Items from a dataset
++++
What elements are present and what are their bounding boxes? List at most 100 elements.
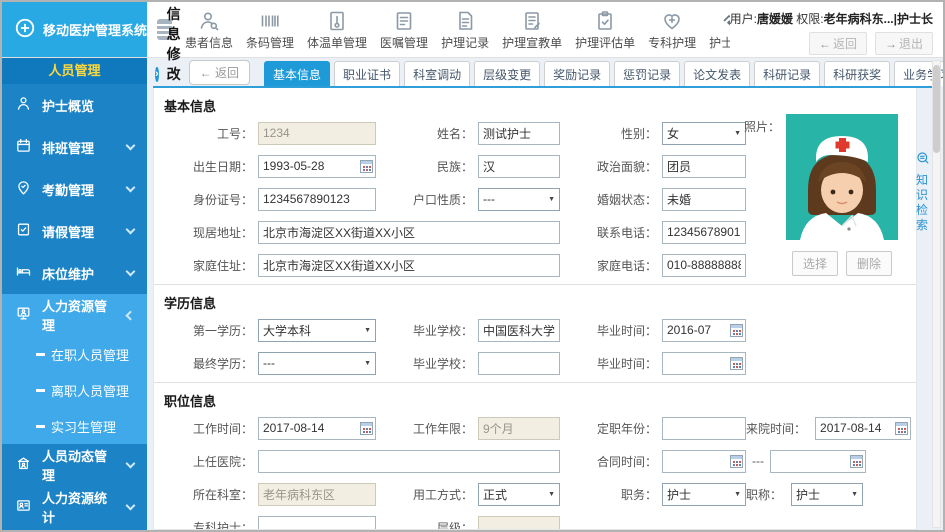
back-arrow-icon: ← [819,37,831,51]
page-header: › 测试护士信息修改 ← 返回 基本信息 职业证书 科室调动 层级变更 奖励记录… [147,58,943,86]
emp-no-field[interactable] [258,122,376,145]
sidebar-item-leave[interactable]: 请假管理 [2,210,147,252]
specialty-care-heart-icon [660,9,684,34]
years-field[interactable] [478,417,560,440]
sidebar-subitem-interns[interactable]: 实习生管理 [2,408,147,444]
calendar-picker-icon[interactable] [850,455,863,468]
title-select[interactable]: 护士▼ [791,483,863,506]
tab-basic-info[interactable]: 基本信息 [264,61,330,86]
temperature-sheet-icon [325,9,349,34]
attendance-pin-icon [15,179,32,199]
final-degree-select[interactable]: ---▼ [258,352,376,375]
knowledge-search-tab[interactable]: 知识检索 [915,150,931,233]
years-label: 工作年限： [390,420,478,437]
toolbar-item-specialty-care[interactable]: 专科护理 [648,9,696,51]
chevron-down-icon [126,183,136,193]
id-field[interactable] [258,188,376,211]
tab-certificates[interactable]: 职业证书 [334,61,400,86]
school1-label: 毕业学校： [390,322,478,339]
sidebar-item-staff-dynamics[interactable]: 人员动态管理 [2,444,147,486]
toolbar-item-barcode[interactable]: 条码管理 [246,9,294,51]
scrollbar-thumb[interactable] [933,65,940,153]
header-back-button[interactable]: ←返回 [809,32,867,55]
sidebar-item-hr-management[interactable]: 人力资源管理 [2,294,147,336]
app-logo: 移动医护管理系统 [2,2,147,57]
page-back-button[interactable]: ← 返回 [189,60,250,85]
sidebar: 人员管理 护士概览 排班管理 考勤管理 请假管理 床位维护 [2,58,147,530]
sidebar-subitem-label: 离职人员管理 [51,381,129,400]
duty-select[interactable]: 护士▼ [662,483,746,506]
sidebar-item-schedule[interactable]: 排班管理 [2,126,147,168]
toolbar-item-education-sheet[interactable]: 护理宣教单 [502,9,562,51]
user-permission: 老年病科东...|护士长 [824,12,933,26]
building-person-icon [15,455,32,475]
family-addr-field[interactable] [258,254,560,277]
level-field[interactable] [478,516,560,531]
marital-label: 婚姻状态： [574,191,662,208]
tab-penalties[interactable]: 惩罚记录 [614,61,680,86]
political-field[interactable] [662,155,746,178]
prev-hosp-field[interactable] [258,450,560,473]
photo-select-button[interactable]: 选择 [792,251,838,276]
sidebar-item-attendance[interactable]: 考勤管理 [2,168,147,210]
toolbar-item-nursing-record[interactable]: 护理记录 [441,9,489,51]
ethnic-field[interactable] [478,155,560,178]
sidebar-item-nurse-overview[interactable]: 护士概览 [2,84,147,126]
household-select[interactable]: ---▼ [478,188,560,211]
logout-button[interactable]: →退出 [875,32,933,55]
tab-papers[interactable]: 论文发表 [684,61,750,86]
dept-field[interactable] [258,483,376,506]
appoint-field[interactable] [662,417,746,440]
sidebar-item-hr-statistics[interactable]: 人力资源统计 [2,486,147,528]
toolbar-item-temperature-sheet[interactable]: 体温单管理 [307,9,367,51]
tab-research[interactable]: 科研记录 [754,61,820,86]
specialist-field[interactable] [258,516,376,531]
calendar-picker-icon[interactable] [730,455,743,468]
toolbar-item-label: 专科护理 [648,34,696,51]
arrive-label: 来院时间： [746,420,811,437]
toolbar-item-assessment-sheet[interactable]: 护理评估单 [575,9,635,51]
family-phone-field[interactable] [662,254,746,277]
sidebar-subitem-resigned-staff[interactable]: 离职人员管理 [2,372,147,408]
toolbar-item-orders[interactable]: 医嘱管理 [380,9,428,51]
education-sheet-icon [520,9,544,34]
birth-date-field[interactable] [258,155,376,178]
tab-dept-transfer[interactable]: 科室调动 [404,61,470,86]
tab-research-awards[interactable]: 科研获奖 [824,61,890,86]
toolbar-item-label: 患者信息 [185,34,233,51]
specialist-label: 专科护士： [162,519,258,531]
marital-field[interactable] [662,188,746,211]
toolbar-item-label: 护士交班 [709,34,729,51]
calendar-picker-icon[interactable] [730,357,743,370]
calendar-picker-icon[interactable] [360,160,373,173]
main-content: › 测试护士信息修改 ← 返回 基本信息 职业证书 科室调动 层级变更 奖励记录… [147,58,943,530]
school1-field[interactable] [478,319,560,342]
calendar-picker-icon[interactable] [730,324,743,337]
calendar-picker-icon[interactable] [895,422,908,435]
toolbar-item-patient-info[interactable]: 患者信息 [185,9,233,51]
sidebar-item-beds[interactable]: 床位维护 [2,252,147,294]
chevron-down-icon [126,267,136,277]
tab-awards[interactable]: 奖励记录 [544,61,610,86]
work-date-field[interactable] [258,417,376,440]
section-education: 学历信息 第一学历： 大学本科▼ 毕业学校： 毕业时间： 最终学历： ---▼ … [154,285,916,383]
name-field[interactable] [478,122,560,145]
sidebar-subitem-active-staff[interactable]: 在职人员管理 [2,336,147,372]
duty-label: 职务： [574,486,662,503]
school2-field[interactable] [478,352,560,375]
tab-level-change[interactable]: 层级变更 [474,61,540,86]
grad1-label: 毕业时间： [574,322,662,339]
vertical-scrollbar[interactable] [932,60,941,528]
phone-field[interactable] [662,221,746,244]
photo-area: 照片： [744,114,898,276]
calendar-picker-icon[interactable] [360,422,373,435]
gender-select[interactable]: 女▼ [662,122,746,145]
toolbar-item-label: 护理评估单 [575,34,635,51]
toolbar-item-handover[interactable]: 护士交班 [709,9,729,51]
employ-select[interactable]: 正式▼ [478,483,560,506]
first-degree-select[interactable]: 大学本科▼ [258,319,376,342]
address-field[interactable] [258,221,560,244]
ethnic-label: 民族： [390,158,478,175]
photo-delete-button[interactable]: 删除 [846,251,892,276]
logo-icon [14,17,36,42]
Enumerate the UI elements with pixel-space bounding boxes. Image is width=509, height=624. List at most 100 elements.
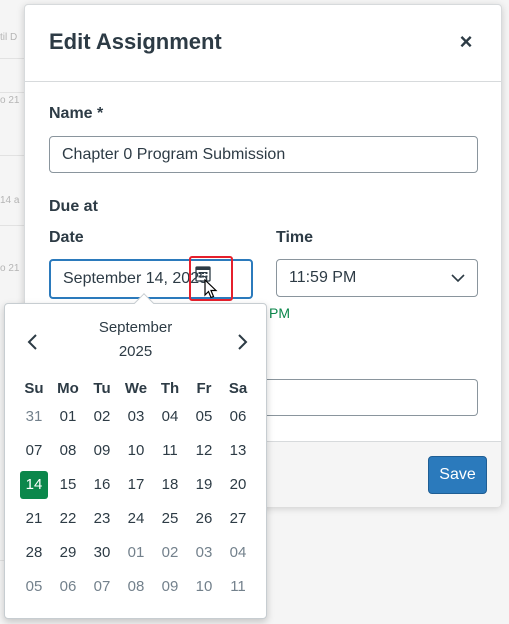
++++
**Short problem:** Copy every line of the items above word for word, leaving out the pictures.

**Written response:**
What elements are present and what are their bounding boxes? List at most 100 elements.
back-arrow-icon: ← [819,37,831,51]
page-header: › 测试护士信息修改 ← 返回 基本信息 职业证书 科室调动 层级变更 奖励记录… [147,58,943,86]
emp-no-field[interactable] [258,122,376,145]
sidebar-item-leave[interactable]: 请假管理 [2,210,147,252]
specialty-care-heart-icon [660,9,684,34]
years-field[interactable] [478,417,560,440]
sidebar-subitem-interns[interactable]: 实习生管理 [2,408,147,444]
calendar-picker-icon[interactable] [850,455,863,468]
title-select[interactable]: 护士▼ [791,483,863,506]
tab-basic-info[interactable]: 基本信息 [264,61,330,86]
temperature-sheet-icon [325,9,349,34]
attendance-pin-icon [15,179,32,199]
final-degree-select[interactable]: ---▼ [258,352,376,375]
knowledge-search-tab[interactable]: 知识检索 [915,150,931,233]
years-label: 工作年限： [390,420,478,437]
toolbar-item-specialty-care[interactable]: 专科护理 [648,9,696,51]
chevron-down-icon [126,183,136,193]
id-field[interactable] [258,188,376,211]
tab-certificates[interactable]: 职业证书 [334,61,400,86]
school1-label: 毕业学校： [390,322,478,339]
sidebar-item-staff-dynamics[interactable]: 人员动态管理 [2,444,147,486]
toolbar-item-barcode[interactable]: 条码管理 [246,9,294,51]
scrollbar-thumb[interactable] [933,65,940,153]
header-back-button[interactable]: ←返回 [809,32,867,55]
sidebar-item-hr-management[interactable]: 人力资源管理 [2,294,147,336]
app-logo: 移动医护管理系统 [2,2,147,57]
page-back-button[interactable]: ← 返回 [189,60,250,85]
sidebar: 人员管理 护士概览 排班管理 考勤管理 请假管理 床位维护 [2,58,147,530]
sidebar-subitem-label: 离职人员管理 [51,381,129,400]
duty-select[interactable]: 护士▼ [662,483,746,506]
sidebar-item-schedule[interactable]: 排班管理 [2,126,147,168]
toolbar-item-education-sheet[interactable]: 护理宣教单 [502,9,562,51]
user-permission: 老年病科东...|护士长 [824,12,933,26]
building-person-icon [15,455,32,475]
family-addr-field[interactable] [258,254,560,277]
level-field[interactable] [478,516,560,531]
marital-label: 婚姻状态： [574,191,662,208]
tab-penalties[interactable]: 惩罚记录 [614,61,680,86]
political-field[interactable] [662,155,746,178]
prev-hosp-field[interactable] [258,450,560,473]
photo-select-button[interactable]: 选择 [792,251,838,276]
sidebar-item-attendance[interactable]: 考勤管理 [2,168,147,210]
toolbar-item-nursing-record[interactable]: 护理记录 [441,9,489,51]
ethnic-field[interactable] [478,155,560,178]
sidebar-item-nurse-overview[interactable]: 护士概览 [2,84,147,126]
household-select[interactable]: ---▼ [478,188,560,211]
logout-button[interactable]: →退出 [875,32,933,55]
tab-papers[interactable]: 论文发表 [684,61,750,86]
dept-field[interactable] [258,483,376,506]
appoint-field[interactable] [662,417,746,440]
sidebar-item-hr-statistics[interactable]: 人力资源统计 [2,486,147,528]
toolbar-item-temperature-sheet[interactable]: 体温单管理 [307,9,367,51]
tab-research[interactable]: 科研记录 [754,61,820,86]
specialist-field[interactable] [258,516,376,531]
calendar-picker-icon[interactable] [730,455,743,468]
toolbar-item-label: 专科护理 [648,34,696,51]
arrive-label: 来院时间： [746,420,811,437]
toolbar-item-assessment-sheet[interactable]: 护理评估单 [575,9,635,51]
family-phone-field[interactable] [662,254,746,277]
sidebar-subitem-resigned-staff[interactable]: 离职人员管理 [2,372,147,408]
toolbar-item-orders[interactable]: 医嘱管理 [380,9,428,51]
education-sheet-icon [520,9,544,34]
birth-date-field[interactable] [258,155,376,178]
tab-dept-transfer[interactable]: 科室调动 [404,61,470,86]
tab-research-awards[interactable]: 科研获奖 [824,61,890,86]
toolbar-item-label: 患者信息 [185,34,233,51]
specialist-label: 专科护士： [162,519,258,531]
marital-field[interactable] [662,188,746,211]
toolbar-item-label: 护士交班 [709,34,729,51]
calendar-picker-icon[interactable] [730,357,743,370]
calendar-picker-icon[interactable] [360,160,373,173]
main-content: › 测试护士信息修改 ← 返回 基本信息 职业证书 科室调动 层级变更 奖励记录… [147,58,943,530]
school1-field[interactable] [478,319,560,342]
calendar-picker-icon[interactable] [730,324,743,337]
calendar-picker-icon[interactable] [895,422,908,435]
toolbar-item-patient-info[interactable]: 患者信息 [185,9,233,51]
sidebar-item-beds[interactable]: 床位维护 [2,252,147,294]
chevron-down-icon [126,267,136,277]
tab-awards[interactable]: 奖励记录 [544,61,610,86]
work-date-field[interactable] [258,417,376,440]
section-education: 学历信息 第一学历： 大学本科▼ 毕业学校： 毕业时间： 最终学历： ---▼ … [154,285,916,383]
name-field[interactable] [478,122,560,145]
sidebar-subitem-active-staff[interactable]: 在职人员管理 [2,336,147,372]
duty-label: 职务： [574,486,662,503]
school2-field[interactable] [478,352,560,375]
tab-level-change[interactable]: 层级变更 [474,61,540,86]
grad1-label: 毕业时间： [574,322,662,339]
vertical-scrollbar[interactable] [932,60,941,528]
phone-field[interactable] [662,221,746,244]
photo-area: 照片： [744,114,898,276]
calendar-picker-icon[interactable] [360,422,373,435]
gender-select[interactable]: 女▼ [662,122,746,145]
toolbar-item-label: 护理评估单 [575,34,635,51]
toolbar-item-handover[interactable]: 护士交班 [709,9,729,51]
employ-select[interactable]: 正式▼ [478,483,560,506]
first-degree-select[interactable]: 大学本科▼ [258,319,376,342]
address-field[interactable] [258,221,560,244]
ethnic-label: 民族： [390,158,478,175]
photo-delete-button[interactable]: 删除 [846,251,892,276]
logo-icon [14,17,36,42]
Enumerate the UI elements with pixel-space bounding boxes. Image is width=509, height=624. List at most 100 elements.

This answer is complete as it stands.